**TASK BRIEF**
Write out the records below word for word, please.
------ ROWS
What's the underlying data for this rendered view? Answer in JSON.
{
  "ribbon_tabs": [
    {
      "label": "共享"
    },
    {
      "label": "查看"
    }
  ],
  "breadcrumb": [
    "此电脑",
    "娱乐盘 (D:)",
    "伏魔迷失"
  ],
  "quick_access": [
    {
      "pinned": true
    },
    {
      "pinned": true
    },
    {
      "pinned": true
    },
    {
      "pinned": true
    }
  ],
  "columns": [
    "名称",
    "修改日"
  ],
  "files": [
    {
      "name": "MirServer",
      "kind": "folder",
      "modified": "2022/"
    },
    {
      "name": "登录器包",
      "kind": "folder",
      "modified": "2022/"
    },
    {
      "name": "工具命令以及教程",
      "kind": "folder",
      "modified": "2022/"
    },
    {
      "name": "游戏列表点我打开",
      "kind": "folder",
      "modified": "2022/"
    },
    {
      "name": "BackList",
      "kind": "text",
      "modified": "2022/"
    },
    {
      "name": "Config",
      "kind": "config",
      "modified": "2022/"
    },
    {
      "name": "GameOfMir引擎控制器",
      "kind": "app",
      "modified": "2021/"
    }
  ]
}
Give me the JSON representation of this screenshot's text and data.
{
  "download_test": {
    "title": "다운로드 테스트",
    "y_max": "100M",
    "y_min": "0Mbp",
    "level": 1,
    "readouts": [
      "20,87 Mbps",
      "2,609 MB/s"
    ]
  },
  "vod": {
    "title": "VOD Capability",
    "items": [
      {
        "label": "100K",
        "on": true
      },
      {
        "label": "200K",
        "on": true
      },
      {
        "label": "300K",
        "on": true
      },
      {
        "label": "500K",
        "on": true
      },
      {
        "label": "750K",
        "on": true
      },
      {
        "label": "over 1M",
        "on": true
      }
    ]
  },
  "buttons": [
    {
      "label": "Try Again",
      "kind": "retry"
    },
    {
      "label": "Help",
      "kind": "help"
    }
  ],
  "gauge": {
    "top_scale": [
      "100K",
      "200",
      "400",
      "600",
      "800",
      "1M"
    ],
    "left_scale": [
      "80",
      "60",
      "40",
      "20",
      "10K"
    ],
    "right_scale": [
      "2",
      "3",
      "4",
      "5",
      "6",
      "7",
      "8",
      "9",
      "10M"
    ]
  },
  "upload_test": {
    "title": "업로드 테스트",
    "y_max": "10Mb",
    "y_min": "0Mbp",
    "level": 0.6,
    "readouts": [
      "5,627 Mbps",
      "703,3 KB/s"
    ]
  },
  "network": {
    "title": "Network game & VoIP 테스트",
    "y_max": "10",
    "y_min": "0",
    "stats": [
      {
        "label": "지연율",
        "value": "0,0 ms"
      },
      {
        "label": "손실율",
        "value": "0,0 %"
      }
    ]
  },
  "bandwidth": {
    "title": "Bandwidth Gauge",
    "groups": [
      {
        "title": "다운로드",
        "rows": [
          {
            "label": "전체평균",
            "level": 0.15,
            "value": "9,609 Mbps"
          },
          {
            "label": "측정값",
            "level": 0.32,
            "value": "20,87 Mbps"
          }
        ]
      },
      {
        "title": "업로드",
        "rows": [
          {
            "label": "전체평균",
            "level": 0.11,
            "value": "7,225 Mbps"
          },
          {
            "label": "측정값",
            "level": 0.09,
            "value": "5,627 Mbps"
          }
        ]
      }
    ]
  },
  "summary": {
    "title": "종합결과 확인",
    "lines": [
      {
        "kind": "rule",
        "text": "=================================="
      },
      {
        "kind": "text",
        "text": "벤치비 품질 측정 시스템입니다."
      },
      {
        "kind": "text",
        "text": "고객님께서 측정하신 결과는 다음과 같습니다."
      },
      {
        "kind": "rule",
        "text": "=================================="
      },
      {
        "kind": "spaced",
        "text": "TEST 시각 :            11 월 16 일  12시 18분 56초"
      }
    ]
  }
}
------------
**THE REPLY**
What's the underlying data for this rendered view? Answer in JSON.
{
  "ribbon_tabs": [
    {
      "label": "共享"
    },
    {
      "label": "查看"
    }
  ],
  "breadcrumb": [
    "此电脑",
    "娱乐盘 (D:)",
    "伏魔迷失"
  ],
  "quick_access": [
    {
      "pinned": true
    },
    {
      "pinned": true
    },
    {
      "pinned": true
    },
    {
      "pinned": true
    }
  ],
  "columns": [
    "名称",
    "修改日"
  ],
  "files": [
    {
      "name": "MirServer",
      "kind": "folder",
      "modified": "2022/"
    },
    {
      "name": "登录器包",
      "kind": "folder",
      "modified": "2022/"
    },
    {
      "name": "工具命令以及教程",
      "kind": "folder",
      "modified": "2022/"
    },
    {
      "name": "游戏列表点我打开",
      "kind": "folder",
      "modified": "2022/"
    },
    {
      "name": "BackList",
      "kind": "text",
      "modified": "2022/"
    },
    {
      "name": "Config",
      "kind": "config",
      "modified": "2022/"
    },
    {
      "name": "GameOfMir引擎控制器",
      "kind": "app",
      "modified": "2021/"
    }
  ]
}
Give me the JSON representation of this screenshot's text and data.
{
  "download_test": {
    "title": "다운로드 테스트",
    "y_max": "100M",
    "y_min": "0Mbp",
    "level": 1,
    "readouts": [
      "20,87 Mbps",
      "2,609 MB/s"
    ]
  },
  "vod": {
    "title": "VOD Capability",
    "items": [
      {
        "label": "100K",
        "on": true
      },
      {
        "label": "200K",
        "on": true
      },
      {
        "label": "300K",
        "on": true
      },
      {
        "label": "500K",
        "on": true
      },
      {
        "label": "750K",
        "on": true
      },
      {
        "label": "over 1M",
        "on": true
      }
    ]
  },
  "buttons": [
    {
      "label": "Try Again",
      "kind": "retry"
    },
    {
      "label": "Help",
      "kind": "help"
    }
  ],
  "gauge": {
    "top_scale": [
      "100K",
      "200",
      "400",
      "600",
      "800",
      "1M"
    ],
    "left_scale": [
      "80",
      "60",
      "40",
      "20",
      "10K"
    ],
    "right_scale": [
      "2",
      "3",
      "4",
      "5",
      "6",
      "7",
      "8",
      "9",
      "10M"
    ]
  },
  "upload_test": {
    "title": "업로드 테스트",
    "y_max": "10Mb",
    "y_min": "0Mbp",
    "level": 0.6,
    "readouts": [
      "5,627 Mbps",
      "703,3 KB/s"
    ]
  },
  "network": {
    "title": "Network game & VoIP 테스트",
    "y_max": "10",
    "y_min": "0",
    "stats": [
      {
        "label": "지연율",
        "value": "0,0 ms"
      },
      {
        "label": "손실율",
        "value": "0,0 %"
      }
    ]
  },
  "bandwidth": {
    "title": "Bandwidth Gauge",
    "groups": [
      {
        "title": "다운로드",
        "rows": [
          {
            "label": "전체평균",
            "level": 0.15,
            "value": "9,609 Mbps"
          },
          {
            "label": "측정값",
            "level": 0.32,
            "value": "20,87 Mbps"
          }
        ]
      },
      {
        "title": "업로드",
        "rows": [
          {
            "label": "전체평균",
            "level": 0.11,
            "value": "7,225 Mbps"
          },
          {
            "label": "측정값",
            "level": 0.09,
            "value": "5,627 Mbps"
          }
        ]
      }
    ]
  },
  "summary": {
    "title": "종합결과 확인",
    "lines": [
      {
        "kind": "rule",
        "text": "=================================="
      },
      {
        "kind": "text",
        "text": "벤치비 품질 측정 시스템입니다."
      },
      {
        "kind": "text",
        "text": "고객님께서 측정하신 결과는 다음과 같습니다."
      },
      {
        "kind": "rule",
        "text": "=================================="
      },
      {
        "kind": "spaced",
        "text": "TEST 시각 :            11 월 16 일  12시 18분 56초"
      }
    ]
  }
}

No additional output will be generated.